(PAGE EXTRACT):
Begin

Media

Tucker Ridiculously Claims His Deranged Doc Provoked WaPo’s Massive Jan. 6 Exposé

ALWAYS ABOUT TUCKER

According to the Fox host’s ego-driven fantasy, WaPo assigned dozens of reporters to an in-depth feature on Jan. 6 solely in response to his trailer, which first aired Wednesday.

Fox News star Tucker Carlson ridiculously claimed on Monday that The Washington Post’s mammoth three-part investigative series on the Jan. 6 insurrection was a direct response to the just-released trailer of his “false flag” documentary on the Capitol riots.

Last week, Carlson once again sparked intense backlash and calls for his firing when he announced his new docuseries on Fox Nation, Fox News’ online subscription streaming service. In the intentionally provocative 84-second trailer for the three-part series, titled Patriot Purge, Carlson and his interview subjects warn that “the left is hunting the right” and that the insurrection may have been a “false flag” operation orchestrated by the federal government.

End

(GIVEN EXERCISE):
Output the full article on Tucker Carlson's claim about the Washington Post's Jan. 6 series, word for word. The records come from a different source, not from the article.

(MATERIAL):
Begin

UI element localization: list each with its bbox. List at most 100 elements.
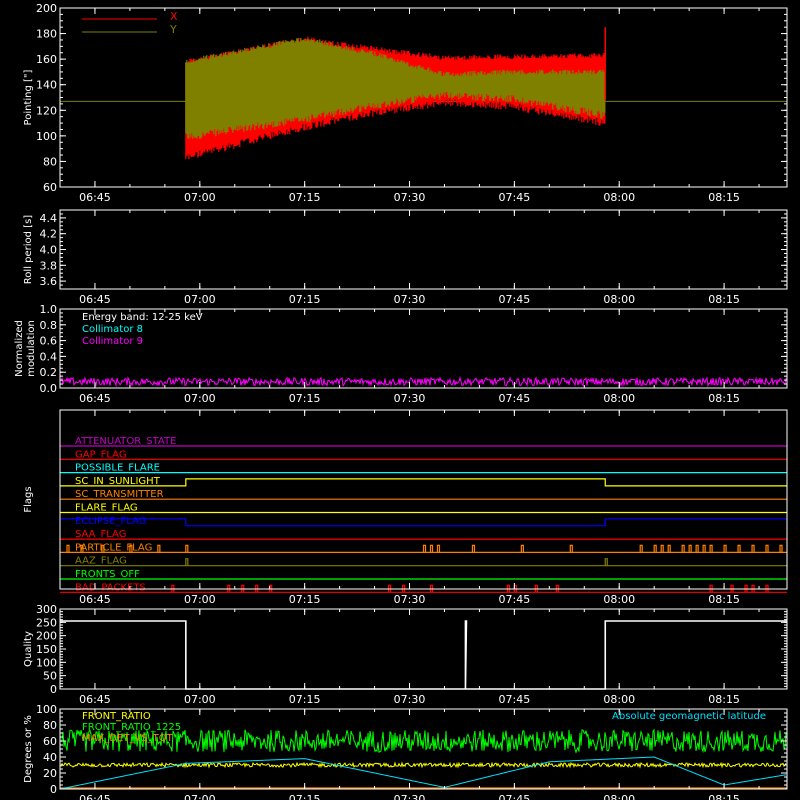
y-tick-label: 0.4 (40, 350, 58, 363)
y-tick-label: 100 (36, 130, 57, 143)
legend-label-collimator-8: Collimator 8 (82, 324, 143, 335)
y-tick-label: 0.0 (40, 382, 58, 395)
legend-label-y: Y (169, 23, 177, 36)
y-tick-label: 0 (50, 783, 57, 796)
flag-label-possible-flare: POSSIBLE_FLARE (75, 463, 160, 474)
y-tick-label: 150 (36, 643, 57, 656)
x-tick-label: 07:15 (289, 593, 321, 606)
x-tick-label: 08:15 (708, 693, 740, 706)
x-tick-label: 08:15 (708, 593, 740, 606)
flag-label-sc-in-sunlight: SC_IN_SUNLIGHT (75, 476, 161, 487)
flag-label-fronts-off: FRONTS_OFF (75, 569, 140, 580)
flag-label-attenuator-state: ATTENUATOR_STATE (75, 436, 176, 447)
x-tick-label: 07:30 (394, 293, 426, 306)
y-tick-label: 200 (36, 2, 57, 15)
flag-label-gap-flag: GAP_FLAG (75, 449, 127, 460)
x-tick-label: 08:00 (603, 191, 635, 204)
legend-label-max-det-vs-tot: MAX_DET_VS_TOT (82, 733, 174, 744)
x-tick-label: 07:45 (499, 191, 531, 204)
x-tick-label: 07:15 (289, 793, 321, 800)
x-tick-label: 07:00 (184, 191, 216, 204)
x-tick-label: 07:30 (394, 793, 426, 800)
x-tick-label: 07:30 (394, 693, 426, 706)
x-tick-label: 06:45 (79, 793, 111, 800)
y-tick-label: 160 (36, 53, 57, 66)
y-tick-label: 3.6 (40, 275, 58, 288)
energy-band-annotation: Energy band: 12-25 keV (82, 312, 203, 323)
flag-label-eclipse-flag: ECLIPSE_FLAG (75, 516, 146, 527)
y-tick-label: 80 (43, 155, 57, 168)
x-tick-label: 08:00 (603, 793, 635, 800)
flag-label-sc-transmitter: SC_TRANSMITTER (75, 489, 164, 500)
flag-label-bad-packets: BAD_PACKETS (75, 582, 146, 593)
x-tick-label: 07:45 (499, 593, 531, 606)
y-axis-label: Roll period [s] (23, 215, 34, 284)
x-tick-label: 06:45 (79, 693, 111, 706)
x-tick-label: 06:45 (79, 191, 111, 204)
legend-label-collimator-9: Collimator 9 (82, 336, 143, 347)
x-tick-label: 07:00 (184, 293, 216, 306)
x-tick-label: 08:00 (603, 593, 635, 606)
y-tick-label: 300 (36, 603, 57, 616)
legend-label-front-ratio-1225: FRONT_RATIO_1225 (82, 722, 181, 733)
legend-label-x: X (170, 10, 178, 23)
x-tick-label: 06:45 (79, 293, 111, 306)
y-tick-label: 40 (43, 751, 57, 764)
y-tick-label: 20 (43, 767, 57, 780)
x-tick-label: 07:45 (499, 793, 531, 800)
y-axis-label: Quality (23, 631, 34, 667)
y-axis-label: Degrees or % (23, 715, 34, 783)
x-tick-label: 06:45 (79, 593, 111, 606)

End

(TASK RESPONSE):
Media

Tucker Ridiculously Claims His Deranged Doc Provoked WaPo’s Massive Jan. 6 Exposé

ALWAYS ABOUT TUCKER

According to the Fox host’s ego-driven fantasy, WaPo assigned dozens of reporters to an in-depth feature on Jan. 6 solely in response to his trailer, which first aired Wednesday.

Fox News star Tucker Carlson ridiculously claimed on Monday that The Washington Post’s mammoth three-part investigative series on the Jan. 6 insurrection was a direct response to the just-released trailer of his “false flag” documentary on the Capitol riots.

Last week, Carlson once again sparked intense backlash and calls for his firing when he announced his new docuseries on Fox Nation, Fox News’ online subscription streaming service. In the intentionally provocative 84-second trailer for the three-part series, titled Patriot Purge, Carlson and his interview subjects warn that “the left is hunting the right” and that the insurrection may have been a “false flag” operation orchestrated by the federal government.